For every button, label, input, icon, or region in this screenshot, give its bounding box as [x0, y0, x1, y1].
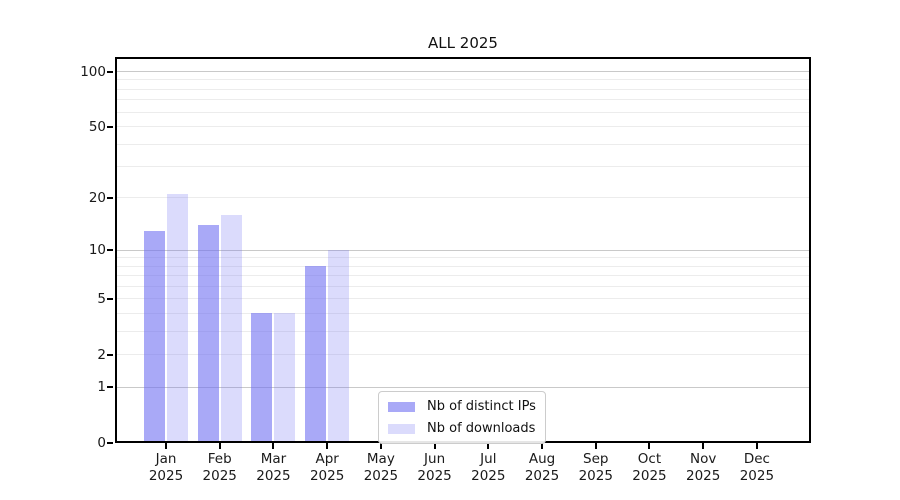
gridline: [115, 265, 811, 267]
y-tick-label: 20: [88, 189, 106, 206]
x-tick: [648, 443, 651, 449]
x-tick: [594, 443, 597, 449]
y-tick-label: 0: [97, 435, 106, 451]
x-tick-label: Oct 2025: [632, 451, 667, 484]
y-tick-label: 2: [97, 346, 106, 363]
y-tick: [107, 196, 113, 199]
legend-swatch-distinct-ips: [388, 401, 415, 412]
bar-nb-of-downloads-mar: [274, 313, 296, 443]
gridline: [115, 275, 811, 277]
gridline: [115, 354, 811, 356]
y-tick-label: 50: [88, 118, 106, 135]
y-tick: [107, 297, 113, 300]
x-tick: [433, 443, 436, 449]
bar-nb-of-distinct-ips-feb: [197, 225, 219, 443]
gridline: [115, 166, 811, 168]
x-tick: [272, 443, 275, 449]
gridline: [115, 88, 811, 90]
gridline: [115, 197, 811, 199]
legend: Nb of distinct IPs Nb of downloads: [378, 391, 546, 444]
y-tick: [107, 70, 113, 73]
x-tick-label: Sep 2025: [578, 451, 613, 484]
y-tick-label: 5: [97, 290, 106, 307]
gridline: [115, 249, 811, 251]
x-tick-label: Apr 2025: [309, 451, 345, 484]
legend-label-downloads: Nb of downloads: [427, 421, 536, 436]
x-tick: [326, 443, 329, 449]
x-tick-label: Jul 2025: [471, 451, 506, 484]
x-tick: [702, 443, 705, 449]
legend-item-distinct-ips: Nb of distinct IPs: [388, 397, 536, 416]
plot-area: [115, 57, 811, 443]
x-tick: [165, 443, 167, 449]
gridline: [115, 285, 811, 287]
x-tick-label: Jun 2025: [417, 451, 452, 484]
bar-nb-of-distinct-ips-mar: [251, 313, 273, 443]
bar-nb-of-distinct-ips-apr: [305, 266, 327, 443]
x-tick: [541, 443, 544, 449]
bar-nb-of-distinct-ips-jan: [144, 230, 165, 443]
x-tick-label: May 2025: [363, 451, 399, 484]
x-tick-label: Aug 2025: [524, 451, 560, 484]
x-tick-label: Dec 2025: [739, 451, 775, 484]
legend-swatch-downloads: [388, 423, 415, 434]
y-tick: [107, 386, 113, 389]
gridline: [115, 386, 811, 388]
x-tick: [379, 443, 382, 449]
gridline: [115, 298, 811, 300]
y-tick: [107, 442, 113, 444]
gridline: [115, 79, 811, 81]
gridline: [115, 111, 811, 113]
x-tick-label: Nov 2025: [686, 451, 721, 484]
y-tick-label: 10: [88, 242, 106, 258]
x-tick-label: Mar 2025: [256, 451, 291, 484]
bar-nb-of-downloads-apr: [328, 250, 350, 443]
x-tick-label: Feb 2025: [202, 451, 237, 484]
gridline: [115, 143, 811, 145]
y-tick-label: 100: [80, 63, 106, 80]
legend-label-distinct-ips: Nb of distinct IPs: [427, 399, 536, 414]
x-tick: [755, 443, 758, 449]
y-tick-label: 1: [97, 379, 106, 396]
gridline: [115, 257, 811, 259]
gridline: [115, 71, 811, 73]
gridline: [115, 126, 811, 128]
x-tick: [218, 443, 221, 449]
bar-nb-of-downloads-jan: [167, 194, 188, 443]
y-tick: [107, 353, 113, 356]
bar-nb-of-downloads-feb: [220, 214, 242, 443]
y-tick: [107, 125, 113, 128]
gridline: [115, 312, 811, 314]
y-tick: [107, 249, 113, 251]
gridline: [115, 99, 811, 101]
x-tick-label: Jan 2025: [148, 451, 184, 484]
chart-title: ALL 2025: [428, 34, 498, 52]
gridline: [115, 330, 811, 332]
x-tick: [487, 443, 490, 449]
legend-item-downloads: Nb of downloads: [388, 419, 536, 438]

--------------------------------

◆ Set exercise
Please rename "Nb of downloads" to "Number of downloads" throughout the data above and give all of it again with no other changes. Leave the pictures out.

◆ Solution to the problem
For every button, label, input, icon, or region in this screenshot, give its bounding box as [x0, y0, x1, y1].
gridline: [115, 265, 811, 267]
y-tick-label: 20: [88, 189, 106, 206]
x-tick: [648, 443, 651, 449]
x-tick: [594, 443, 597, 449]
y-tick-label: 0: [97, 435, 106, 451]
x-tick-label: Oct 2025: [632, 451, 667, 484]
y-tick-label: 2: [97, 346, 106, 363]
y-tick: [107, 196, 113, 199]
legend-swatch-distinct-ips: [388, 401, 415, 412]
bar-nb-of-downloads-mar: [274, 313, 296, 443]
gridline: [115, 275, 811, 277]
gridline: [115, 354, 811, 356]
y-tick-label: 50: [88, 118, 106, 135]
y-tick: [107, 297, 113, 300]
x-tick: [433, 443, 436, 449]
bar-nb-of-distinct-ips-feb: [197, 225, 219, 443]
gridline: [115, 166, 811, 168]
x-tick: [272, 443, 275, 449]
gridline: [115, 88, 811, 90]
gridline: [115, 197, 811, 199]
legend: Nb of distinct IPs Number of downloads: [378, 391, 546, 444]
y-tick: [107, 70, 113, 73]
x-tick-label: Sep 2025: [578, 451, 613, 484]
y-tick-label: 5: [97, 290, 106, 307]
gridline: [115, 249, 811, 251]
x-tick-label: Apr 2025: [309, 451, 345, 484]
legend-label-downloads: Number of downloads: [427, 421, 536, 436]
x-tick: [326, 443, 329, 449]
x-tick-label: Jul 2025: [471, 451, 506, 484]
x-tick: [702, 443, 705, 449]
legend-item-distinct-ips: Nb of distinct IPs: [388, 397, 536, 416]
plot-area: [115, 57, 811, 443]
x-tick: [165, 443, 167, 449]
gridline: [115, 285, 811, 287]
x-tick-label: Jun 2025: [417, 451, 452, 484]
bar-nb-of-distinct-ips-mar: [251, 313, 273, 443]
bar-nb-of-distinct-ips-apr: [305, 266, 327, 443]
x-tick: [541, 443, 544, 449]
bar-nb-of-distinct-ips-jan: [144, 230, 165, 443]
x-tick-label: May 2025: [363, 451, 399, 484]
x-tick-label: Aug 2025: [524, 451, 560, 484]
x-tick-label: Dec 2025: [739, 451, 775, 484]
legend-swatch-downloads: [388, 423, 415, 434]
y-tick: [107, 386, 113, 389]
gridline: [115, 386, 811, 388]
x-tick: [379, 443, 382, 449]
gridline: [115, 298, 811, 300]
y-tick: [107, 442, 113, 444]
gridline: [115, 79, 811, 81]
gridline: [115, 111, 811, 113]
x-tick-label: Nov 2025: [686, 451, 721, 484]
y-tick-label: 10: [88, 242, 106, 258]
x-tick-label: Mar 2025: [256, 451, 291, 484]
bar-nb-of-downloads-apr: [328, 250, 350, 443]
x-tick-label: Feb 2025: [202, 451, 237, 484]
gridline: [115, 143, 811, 145]
y-tick-label: 100: [80, 63, 106, 80]
legend-label-distinct-ips: Nb of distinct IPs: [427, 399, 536, 414]
x-tick: [755, 443, 758, 449]
y-tick-label: 1: [97, 379, 106, 396]
gridline: [115, 257, 811, 259]
gridline: [115, 71, 811, 73]
gridline: [115, 126, 811, 128]
x-tick: [218, 443, 221, 449]
bar-nb-of-downloads-jan: [167, 194, 188, 443]
y-tick: [107, 353, 113, 356]
bar-nb-of-downloads-feb: [220, 214, 242, 443]
y-tick: [107, 125, 113, 128]
gridline: [115, 312, 811, 314]
y-tick: [107, 249, 113, 251]
gridline: [115, 99, 811, 101]
x-tick-label: Jan 2025: [148, 451, 184, 484]
chart-title: ALL 2025: [428, 34, 498, 52]
gridline: [115, 330, 811, 332]
x-tick: [487, 443, 490, 449]
legend-item-downloads: Number of downloads: [388, 419, 536, 438]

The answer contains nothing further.